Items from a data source
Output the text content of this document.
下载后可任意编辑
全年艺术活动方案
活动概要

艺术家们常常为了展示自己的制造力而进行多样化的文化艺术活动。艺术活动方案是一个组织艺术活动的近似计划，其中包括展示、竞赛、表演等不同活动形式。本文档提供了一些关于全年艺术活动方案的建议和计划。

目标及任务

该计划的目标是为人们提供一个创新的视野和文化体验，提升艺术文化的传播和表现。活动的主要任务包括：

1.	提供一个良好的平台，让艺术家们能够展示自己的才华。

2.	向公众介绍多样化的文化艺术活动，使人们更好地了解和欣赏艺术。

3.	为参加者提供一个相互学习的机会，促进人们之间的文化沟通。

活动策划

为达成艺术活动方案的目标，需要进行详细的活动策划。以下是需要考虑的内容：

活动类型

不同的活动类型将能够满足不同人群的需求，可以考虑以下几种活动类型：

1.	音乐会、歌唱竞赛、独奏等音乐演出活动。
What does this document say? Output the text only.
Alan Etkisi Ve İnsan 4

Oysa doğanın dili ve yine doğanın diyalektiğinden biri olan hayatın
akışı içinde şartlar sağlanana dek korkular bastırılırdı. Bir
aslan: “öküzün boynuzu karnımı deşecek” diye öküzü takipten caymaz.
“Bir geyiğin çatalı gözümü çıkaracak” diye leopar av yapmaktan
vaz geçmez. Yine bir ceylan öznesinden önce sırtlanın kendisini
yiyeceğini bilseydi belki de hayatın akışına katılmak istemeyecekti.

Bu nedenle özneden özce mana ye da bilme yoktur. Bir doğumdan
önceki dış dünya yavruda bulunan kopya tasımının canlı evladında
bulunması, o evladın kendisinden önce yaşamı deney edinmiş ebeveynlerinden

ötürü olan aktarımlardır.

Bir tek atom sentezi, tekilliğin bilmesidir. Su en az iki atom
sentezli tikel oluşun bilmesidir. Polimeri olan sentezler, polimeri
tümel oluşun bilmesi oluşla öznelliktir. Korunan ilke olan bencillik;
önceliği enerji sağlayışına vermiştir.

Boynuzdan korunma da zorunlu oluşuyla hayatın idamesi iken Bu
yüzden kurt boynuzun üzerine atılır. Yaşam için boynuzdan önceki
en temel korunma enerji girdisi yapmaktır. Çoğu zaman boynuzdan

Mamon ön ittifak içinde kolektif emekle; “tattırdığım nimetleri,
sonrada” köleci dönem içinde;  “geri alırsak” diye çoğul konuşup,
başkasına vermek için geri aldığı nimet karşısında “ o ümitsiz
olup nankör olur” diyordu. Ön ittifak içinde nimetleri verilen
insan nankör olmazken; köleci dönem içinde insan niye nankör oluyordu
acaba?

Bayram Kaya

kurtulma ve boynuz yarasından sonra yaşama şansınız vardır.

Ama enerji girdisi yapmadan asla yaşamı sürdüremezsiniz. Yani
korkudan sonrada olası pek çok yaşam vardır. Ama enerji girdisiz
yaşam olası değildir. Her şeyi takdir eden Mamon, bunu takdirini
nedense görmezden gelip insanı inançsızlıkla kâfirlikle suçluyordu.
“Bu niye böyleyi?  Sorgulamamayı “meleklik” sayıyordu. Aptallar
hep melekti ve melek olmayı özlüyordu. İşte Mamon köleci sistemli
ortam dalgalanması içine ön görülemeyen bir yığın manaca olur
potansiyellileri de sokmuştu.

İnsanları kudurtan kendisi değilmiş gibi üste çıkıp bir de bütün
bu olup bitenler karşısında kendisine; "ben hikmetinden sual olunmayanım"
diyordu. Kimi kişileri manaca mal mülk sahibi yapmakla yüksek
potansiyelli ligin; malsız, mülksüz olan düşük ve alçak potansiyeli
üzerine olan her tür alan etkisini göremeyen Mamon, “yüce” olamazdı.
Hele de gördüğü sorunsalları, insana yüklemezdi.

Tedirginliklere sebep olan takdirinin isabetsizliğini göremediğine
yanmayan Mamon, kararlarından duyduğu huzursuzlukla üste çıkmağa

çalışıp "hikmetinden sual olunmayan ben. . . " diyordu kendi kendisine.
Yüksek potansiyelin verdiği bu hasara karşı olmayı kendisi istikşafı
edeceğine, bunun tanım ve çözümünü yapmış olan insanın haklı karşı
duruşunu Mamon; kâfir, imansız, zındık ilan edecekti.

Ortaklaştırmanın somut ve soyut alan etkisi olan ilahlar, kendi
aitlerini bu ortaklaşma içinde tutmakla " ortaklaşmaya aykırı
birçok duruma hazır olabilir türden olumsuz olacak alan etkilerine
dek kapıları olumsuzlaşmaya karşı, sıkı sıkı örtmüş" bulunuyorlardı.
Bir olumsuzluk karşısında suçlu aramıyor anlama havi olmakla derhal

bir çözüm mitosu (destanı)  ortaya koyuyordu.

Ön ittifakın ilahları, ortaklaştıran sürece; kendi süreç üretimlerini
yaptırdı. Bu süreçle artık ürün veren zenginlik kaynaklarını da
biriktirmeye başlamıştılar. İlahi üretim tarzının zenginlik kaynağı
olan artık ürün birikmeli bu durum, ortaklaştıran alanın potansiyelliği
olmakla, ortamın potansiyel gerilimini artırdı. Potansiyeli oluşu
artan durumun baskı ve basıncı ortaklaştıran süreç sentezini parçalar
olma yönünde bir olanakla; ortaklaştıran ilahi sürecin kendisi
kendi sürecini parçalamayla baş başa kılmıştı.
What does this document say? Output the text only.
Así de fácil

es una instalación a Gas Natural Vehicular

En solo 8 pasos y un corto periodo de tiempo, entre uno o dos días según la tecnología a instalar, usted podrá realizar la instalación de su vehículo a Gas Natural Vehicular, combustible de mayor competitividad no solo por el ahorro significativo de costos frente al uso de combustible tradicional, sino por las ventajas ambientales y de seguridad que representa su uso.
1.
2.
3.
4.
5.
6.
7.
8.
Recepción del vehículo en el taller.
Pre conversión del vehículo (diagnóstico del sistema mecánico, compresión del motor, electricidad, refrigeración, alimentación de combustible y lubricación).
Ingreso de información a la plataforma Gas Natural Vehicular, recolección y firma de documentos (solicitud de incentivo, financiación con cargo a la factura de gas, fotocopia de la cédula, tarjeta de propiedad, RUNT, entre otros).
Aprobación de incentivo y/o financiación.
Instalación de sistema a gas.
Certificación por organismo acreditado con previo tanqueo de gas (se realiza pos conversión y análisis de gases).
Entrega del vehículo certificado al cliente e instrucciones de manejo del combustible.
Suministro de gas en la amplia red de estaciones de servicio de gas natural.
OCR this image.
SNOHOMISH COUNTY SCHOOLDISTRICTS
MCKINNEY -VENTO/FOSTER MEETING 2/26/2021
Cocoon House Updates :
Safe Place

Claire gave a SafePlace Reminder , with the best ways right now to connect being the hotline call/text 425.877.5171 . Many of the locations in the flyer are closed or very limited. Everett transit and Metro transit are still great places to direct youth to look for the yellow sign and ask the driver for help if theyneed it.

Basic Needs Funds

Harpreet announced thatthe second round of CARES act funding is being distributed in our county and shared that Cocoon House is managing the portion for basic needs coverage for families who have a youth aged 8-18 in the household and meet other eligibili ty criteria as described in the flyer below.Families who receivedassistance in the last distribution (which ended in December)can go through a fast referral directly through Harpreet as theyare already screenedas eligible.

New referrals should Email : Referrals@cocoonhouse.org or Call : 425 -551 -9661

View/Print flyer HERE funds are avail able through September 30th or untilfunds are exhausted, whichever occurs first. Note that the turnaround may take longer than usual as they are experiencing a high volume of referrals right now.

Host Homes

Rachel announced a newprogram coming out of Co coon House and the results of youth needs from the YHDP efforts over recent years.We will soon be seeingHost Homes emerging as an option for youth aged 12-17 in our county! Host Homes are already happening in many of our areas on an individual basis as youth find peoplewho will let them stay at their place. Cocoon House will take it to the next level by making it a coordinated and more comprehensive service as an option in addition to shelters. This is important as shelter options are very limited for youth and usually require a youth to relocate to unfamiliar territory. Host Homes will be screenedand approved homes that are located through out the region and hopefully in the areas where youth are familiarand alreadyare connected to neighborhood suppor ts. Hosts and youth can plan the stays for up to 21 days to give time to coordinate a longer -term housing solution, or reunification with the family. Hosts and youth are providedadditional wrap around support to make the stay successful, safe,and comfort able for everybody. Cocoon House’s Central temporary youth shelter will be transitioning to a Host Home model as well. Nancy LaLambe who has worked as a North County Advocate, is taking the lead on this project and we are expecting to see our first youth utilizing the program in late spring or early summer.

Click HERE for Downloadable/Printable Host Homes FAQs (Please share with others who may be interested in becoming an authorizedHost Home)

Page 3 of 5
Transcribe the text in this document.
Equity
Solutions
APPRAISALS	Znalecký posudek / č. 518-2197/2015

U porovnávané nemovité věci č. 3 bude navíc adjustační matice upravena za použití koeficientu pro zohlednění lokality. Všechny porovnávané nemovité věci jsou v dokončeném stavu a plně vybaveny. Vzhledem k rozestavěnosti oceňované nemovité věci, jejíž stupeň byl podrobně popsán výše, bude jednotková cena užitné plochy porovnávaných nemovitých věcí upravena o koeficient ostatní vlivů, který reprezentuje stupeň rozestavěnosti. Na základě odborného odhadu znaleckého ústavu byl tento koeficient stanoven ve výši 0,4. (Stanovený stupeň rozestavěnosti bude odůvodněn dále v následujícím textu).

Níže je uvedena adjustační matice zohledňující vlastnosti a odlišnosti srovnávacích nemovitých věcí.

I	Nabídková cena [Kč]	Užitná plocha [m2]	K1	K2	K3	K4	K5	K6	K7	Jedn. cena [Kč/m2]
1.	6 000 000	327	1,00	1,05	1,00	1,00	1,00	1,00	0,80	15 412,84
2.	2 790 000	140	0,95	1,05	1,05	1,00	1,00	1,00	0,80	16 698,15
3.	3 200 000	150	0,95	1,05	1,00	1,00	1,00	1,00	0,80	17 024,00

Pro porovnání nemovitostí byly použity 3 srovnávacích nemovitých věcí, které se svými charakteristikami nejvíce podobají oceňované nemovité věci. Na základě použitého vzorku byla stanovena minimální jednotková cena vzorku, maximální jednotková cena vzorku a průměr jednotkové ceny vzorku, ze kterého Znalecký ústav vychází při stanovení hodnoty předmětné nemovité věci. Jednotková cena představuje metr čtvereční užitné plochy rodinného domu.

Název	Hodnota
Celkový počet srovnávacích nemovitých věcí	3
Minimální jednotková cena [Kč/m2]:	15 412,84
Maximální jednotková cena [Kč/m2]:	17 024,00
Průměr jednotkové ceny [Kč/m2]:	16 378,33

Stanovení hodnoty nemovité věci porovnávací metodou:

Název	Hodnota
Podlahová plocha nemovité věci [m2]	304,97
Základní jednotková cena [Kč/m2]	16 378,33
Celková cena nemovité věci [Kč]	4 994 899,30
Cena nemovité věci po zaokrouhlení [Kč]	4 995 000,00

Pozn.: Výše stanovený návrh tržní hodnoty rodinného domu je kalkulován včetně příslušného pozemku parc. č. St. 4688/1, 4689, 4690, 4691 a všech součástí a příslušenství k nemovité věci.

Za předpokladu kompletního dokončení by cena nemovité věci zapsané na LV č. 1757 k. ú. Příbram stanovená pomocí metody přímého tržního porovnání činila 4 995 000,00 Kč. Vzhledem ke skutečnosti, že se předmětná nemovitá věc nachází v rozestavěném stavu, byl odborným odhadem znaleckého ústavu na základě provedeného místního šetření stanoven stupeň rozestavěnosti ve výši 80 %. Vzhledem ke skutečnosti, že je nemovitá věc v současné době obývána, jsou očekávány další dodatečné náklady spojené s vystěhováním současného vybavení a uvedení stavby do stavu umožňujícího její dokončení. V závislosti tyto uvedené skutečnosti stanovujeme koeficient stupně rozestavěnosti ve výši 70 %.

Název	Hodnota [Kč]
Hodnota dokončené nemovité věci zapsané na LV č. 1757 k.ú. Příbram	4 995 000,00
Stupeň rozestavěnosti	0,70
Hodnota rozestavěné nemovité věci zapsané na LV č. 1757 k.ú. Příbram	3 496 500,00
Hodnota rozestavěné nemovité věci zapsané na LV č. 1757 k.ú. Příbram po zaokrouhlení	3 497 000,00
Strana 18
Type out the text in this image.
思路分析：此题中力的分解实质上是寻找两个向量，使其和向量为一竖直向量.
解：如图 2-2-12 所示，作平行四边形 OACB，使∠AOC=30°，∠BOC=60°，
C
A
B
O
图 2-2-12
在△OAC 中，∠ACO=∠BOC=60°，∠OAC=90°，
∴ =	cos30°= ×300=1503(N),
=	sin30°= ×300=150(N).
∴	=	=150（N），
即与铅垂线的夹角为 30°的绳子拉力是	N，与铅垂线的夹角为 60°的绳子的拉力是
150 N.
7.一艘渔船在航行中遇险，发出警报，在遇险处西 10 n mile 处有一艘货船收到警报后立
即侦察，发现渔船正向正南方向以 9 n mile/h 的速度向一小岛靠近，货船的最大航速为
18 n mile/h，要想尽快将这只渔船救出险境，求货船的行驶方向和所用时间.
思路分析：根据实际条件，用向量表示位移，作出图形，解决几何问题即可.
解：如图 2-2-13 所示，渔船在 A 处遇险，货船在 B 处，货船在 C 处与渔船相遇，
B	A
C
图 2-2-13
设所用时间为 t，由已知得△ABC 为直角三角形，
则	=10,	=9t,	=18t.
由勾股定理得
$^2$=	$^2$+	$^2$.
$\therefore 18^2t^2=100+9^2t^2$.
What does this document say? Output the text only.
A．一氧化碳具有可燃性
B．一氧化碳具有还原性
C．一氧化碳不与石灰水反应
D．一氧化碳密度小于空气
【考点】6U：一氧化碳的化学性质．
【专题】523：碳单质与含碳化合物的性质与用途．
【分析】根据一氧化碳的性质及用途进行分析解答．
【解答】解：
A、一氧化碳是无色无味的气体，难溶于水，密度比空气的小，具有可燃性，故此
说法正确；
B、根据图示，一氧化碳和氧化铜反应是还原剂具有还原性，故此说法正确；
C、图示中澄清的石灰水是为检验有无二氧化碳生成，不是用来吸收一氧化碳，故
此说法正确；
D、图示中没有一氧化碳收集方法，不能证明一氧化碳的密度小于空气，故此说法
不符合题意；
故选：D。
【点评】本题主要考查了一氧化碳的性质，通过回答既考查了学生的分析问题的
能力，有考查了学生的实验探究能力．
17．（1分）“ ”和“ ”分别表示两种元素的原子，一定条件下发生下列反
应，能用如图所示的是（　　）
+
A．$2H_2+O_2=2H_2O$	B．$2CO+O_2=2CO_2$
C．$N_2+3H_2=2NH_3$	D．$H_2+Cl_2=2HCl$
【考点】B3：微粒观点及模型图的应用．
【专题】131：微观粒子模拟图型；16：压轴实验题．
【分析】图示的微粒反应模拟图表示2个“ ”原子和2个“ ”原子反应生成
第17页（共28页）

_What to produce:_ Sift the material for lines with the string "kendisine". Copy each one found.

_Answer to this task:_
bu olup bitenler karşısında kendisine; "ben hikmetinden sual olunmayanım"
çalışıp "hikmetinden sual olunmayan ben. . . " diyordu kendi kendisine.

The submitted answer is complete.